--- BEGIN ---

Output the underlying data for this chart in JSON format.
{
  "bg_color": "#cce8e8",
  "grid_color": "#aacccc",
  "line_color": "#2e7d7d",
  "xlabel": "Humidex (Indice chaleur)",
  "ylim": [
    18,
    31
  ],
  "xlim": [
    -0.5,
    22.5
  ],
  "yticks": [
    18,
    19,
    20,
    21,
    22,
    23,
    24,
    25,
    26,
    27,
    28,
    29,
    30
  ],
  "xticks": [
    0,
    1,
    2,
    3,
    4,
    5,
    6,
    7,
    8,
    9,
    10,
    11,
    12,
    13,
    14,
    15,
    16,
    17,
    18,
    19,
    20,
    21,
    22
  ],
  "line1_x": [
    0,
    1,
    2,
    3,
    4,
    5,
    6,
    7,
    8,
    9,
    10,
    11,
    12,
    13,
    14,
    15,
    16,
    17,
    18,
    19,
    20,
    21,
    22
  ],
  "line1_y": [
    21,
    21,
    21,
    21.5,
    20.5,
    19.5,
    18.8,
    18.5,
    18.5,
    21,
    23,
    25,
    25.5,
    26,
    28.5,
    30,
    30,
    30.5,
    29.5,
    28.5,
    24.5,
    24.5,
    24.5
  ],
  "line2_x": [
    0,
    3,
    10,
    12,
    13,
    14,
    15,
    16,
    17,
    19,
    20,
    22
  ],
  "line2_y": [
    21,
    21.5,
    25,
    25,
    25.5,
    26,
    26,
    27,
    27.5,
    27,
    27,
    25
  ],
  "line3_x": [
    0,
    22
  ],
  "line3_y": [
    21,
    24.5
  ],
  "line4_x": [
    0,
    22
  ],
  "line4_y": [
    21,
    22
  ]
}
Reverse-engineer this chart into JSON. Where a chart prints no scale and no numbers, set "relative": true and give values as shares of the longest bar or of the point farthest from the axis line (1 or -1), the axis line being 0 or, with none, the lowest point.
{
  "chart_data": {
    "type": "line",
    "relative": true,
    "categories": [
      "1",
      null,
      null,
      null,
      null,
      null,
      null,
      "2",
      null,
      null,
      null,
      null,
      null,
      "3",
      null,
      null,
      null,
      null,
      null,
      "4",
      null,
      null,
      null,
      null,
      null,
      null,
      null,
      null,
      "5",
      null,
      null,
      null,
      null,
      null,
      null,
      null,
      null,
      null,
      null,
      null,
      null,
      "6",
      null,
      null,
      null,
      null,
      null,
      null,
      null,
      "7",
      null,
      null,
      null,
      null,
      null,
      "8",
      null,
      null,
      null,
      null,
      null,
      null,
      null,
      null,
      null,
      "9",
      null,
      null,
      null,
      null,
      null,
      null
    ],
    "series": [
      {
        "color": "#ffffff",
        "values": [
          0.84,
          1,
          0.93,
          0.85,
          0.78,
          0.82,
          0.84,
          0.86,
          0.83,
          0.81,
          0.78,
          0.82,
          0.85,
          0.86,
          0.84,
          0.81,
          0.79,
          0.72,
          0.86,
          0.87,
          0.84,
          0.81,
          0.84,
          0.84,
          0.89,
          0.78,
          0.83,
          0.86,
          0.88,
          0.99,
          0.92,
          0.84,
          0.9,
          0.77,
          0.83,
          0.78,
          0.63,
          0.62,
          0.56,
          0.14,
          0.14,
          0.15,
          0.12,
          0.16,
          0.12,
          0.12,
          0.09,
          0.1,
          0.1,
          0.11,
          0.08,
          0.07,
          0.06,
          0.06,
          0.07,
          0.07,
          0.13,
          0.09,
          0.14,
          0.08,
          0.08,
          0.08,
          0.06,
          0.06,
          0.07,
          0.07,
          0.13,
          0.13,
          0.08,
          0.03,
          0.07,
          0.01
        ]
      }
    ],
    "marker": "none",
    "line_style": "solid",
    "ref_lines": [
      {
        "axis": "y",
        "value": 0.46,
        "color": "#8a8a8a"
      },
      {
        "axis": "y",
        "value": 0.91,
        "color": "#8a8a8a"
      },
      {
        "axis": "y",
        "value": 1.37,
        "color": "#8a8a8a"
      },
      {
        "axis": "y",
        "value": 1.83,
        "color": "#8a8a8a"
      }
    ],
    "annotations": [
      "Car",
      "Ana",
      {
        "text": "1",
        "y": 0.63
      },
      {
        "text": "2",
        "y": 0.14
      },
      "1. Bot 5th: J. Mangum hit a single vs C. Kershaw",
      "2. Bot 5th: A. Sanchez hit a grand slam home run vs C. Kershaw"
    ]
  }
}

--- END ---

● **Job**:
Gather all the lines that include the word "relative" and copy them out.

● **Task answer**:
Reverse-engineer this chart into JSON. Where a chart prints no scale and no numbers, set "relative": true and give values as shares of the longest bar or of the point farthest from the axis line (1 or -1), the axis line being 0 or, with none, the lowest point.
    "relative": true,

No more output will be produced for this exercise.